* Start Items *

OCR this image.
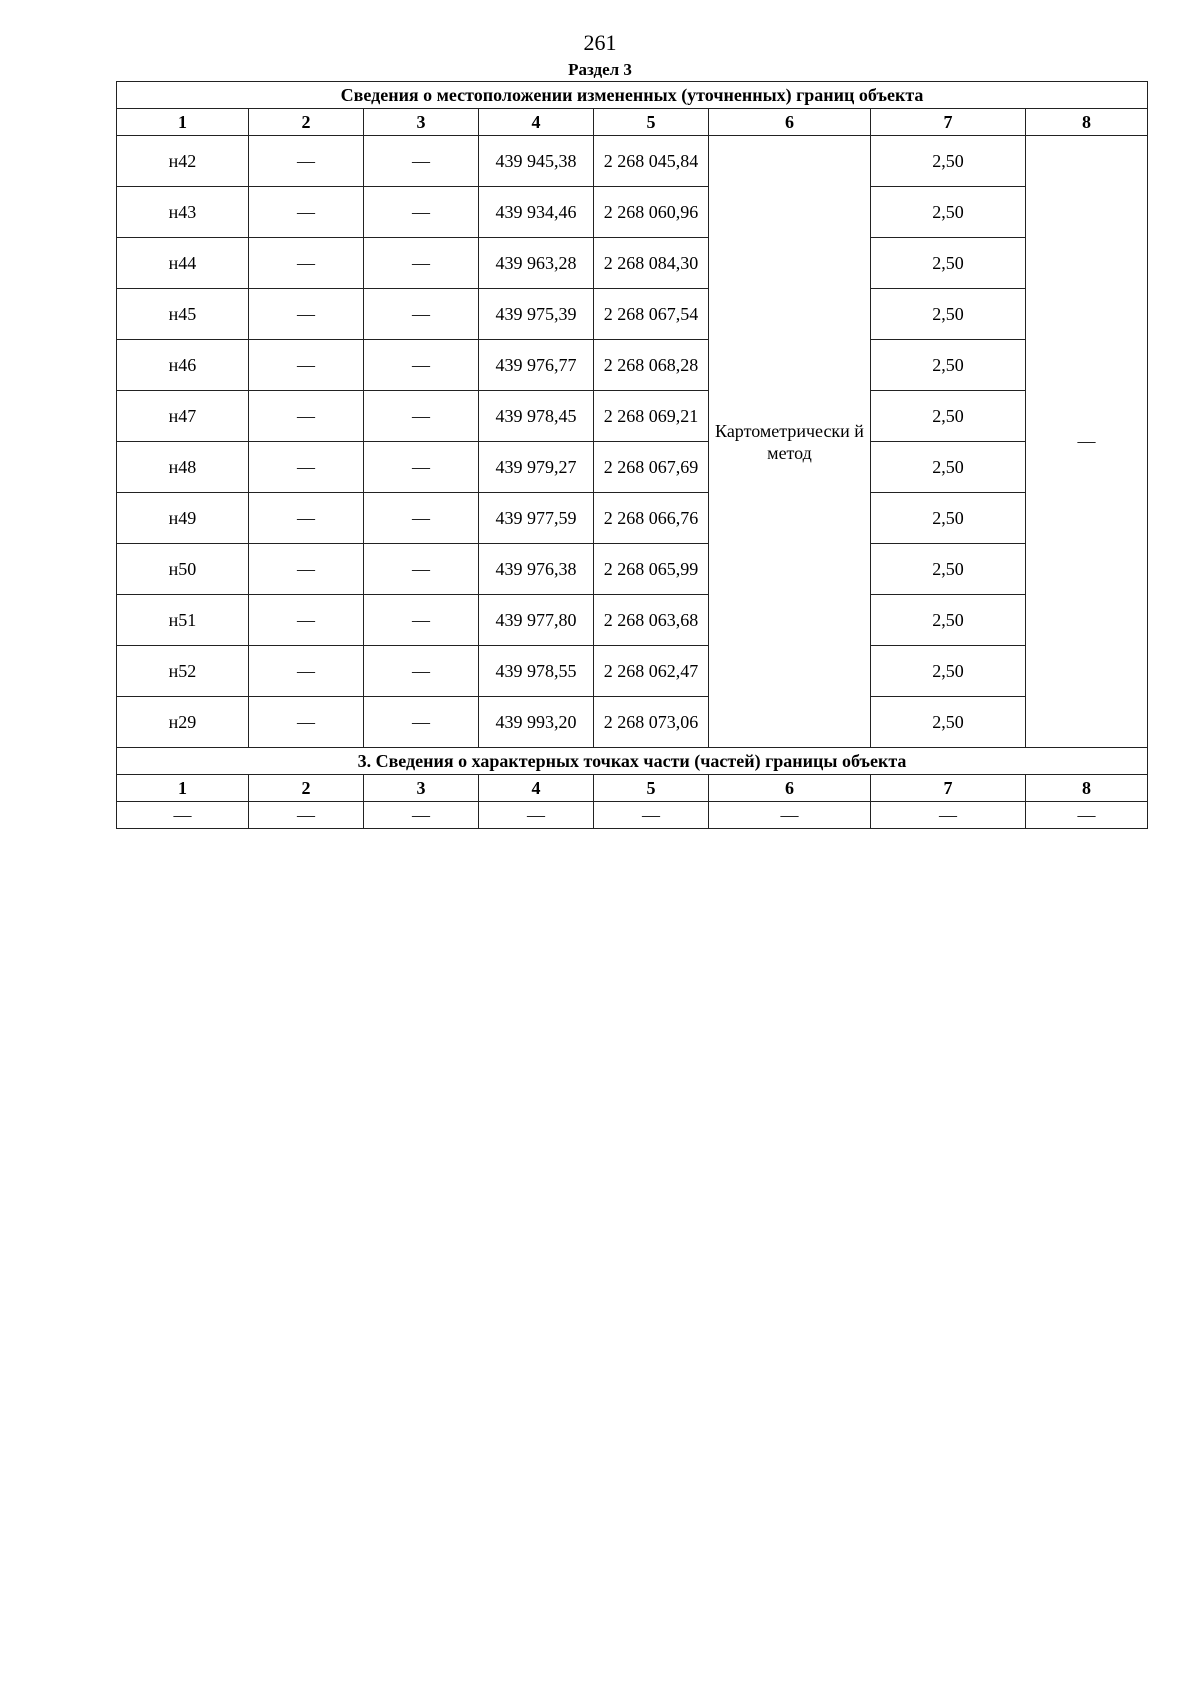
261
Раздел 3
Сведения о местоположении измененных (уточненных) границ объекта							
1	2	3	4	5	6	7	8
н42	—	—	439 945,38	2 268 045,84	Картометрически й метод	2,50	—
н43	—	—	439 934,46	2 268 060,96		2,50	
н44	—	—	439 963,28	2 268 084,30		2,50	
н45	—	—	439 975,39	2 268 067,54		2,50	
н46	—	—	439 976,77	2 268 068,28		2,50	
н47	—	—	439 978,45	2 268 069,21		2,50	
н48	—	—	439 979,27	2 268 067,69		2,50	
н49	—	—	439 977,59	2 268 066,76		2,50	
н50	—	—	439 976,38	2 268 065,99		2,50	
н51	—	—	439 977,80	2 268 063,68		2,50	
н52	—	—	439 978,55	2 268 062,47		2,50	
н29	—	—	439 993,20	2 268 073,06		2,50	
3. Сведения о характерных точках части (частей) границы объекта							
1	2	3	4	5	6	7	8
—	—	—	—	—	—	—	—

* End Items *

◆ Request
Transcribe the entries above verbatim, omitting their pictures.

◆ Written response
OCR this image.
261
Раздел 3
Сведения о местоположении измененных (уточненных) границ объекта							
1	2	3	4	5	6	7	8
н42	—	—	439 945,38	2 268 045,84	Картометрически й метод	2,50	—
н43	—	—	439 934,46	2 268 060,96		2,50	
н44	—	—	439 963,28	2 268 084,30		2,50	
н45	—	—	439 975,39	2 268 067,54		2,50	
н46	—	—	439 976,77	2 268 068,28		2,50	
н47	—	—	439 978,45	2 268 069,21		2,50	
н48	—	—	439 979,27	2 268 067,69		2,50	
н49	—	—	439 977,59	2 268 066,76		2,50	
н50	—	—	439 976,38	2 268 065,99		2,50	
н51	—	—	439 977,80	2 268 063,68		2,50	
н52	—	—	439 978,55	2 268 062,47		2,50	
н29	—	—	439 993,20	2 268 073,06		2,50	
3. Сведения о характерных точках части (частей) границы объекта							
1	2	3	4	5	6	7	8
—	—	—	—	—	—	—	—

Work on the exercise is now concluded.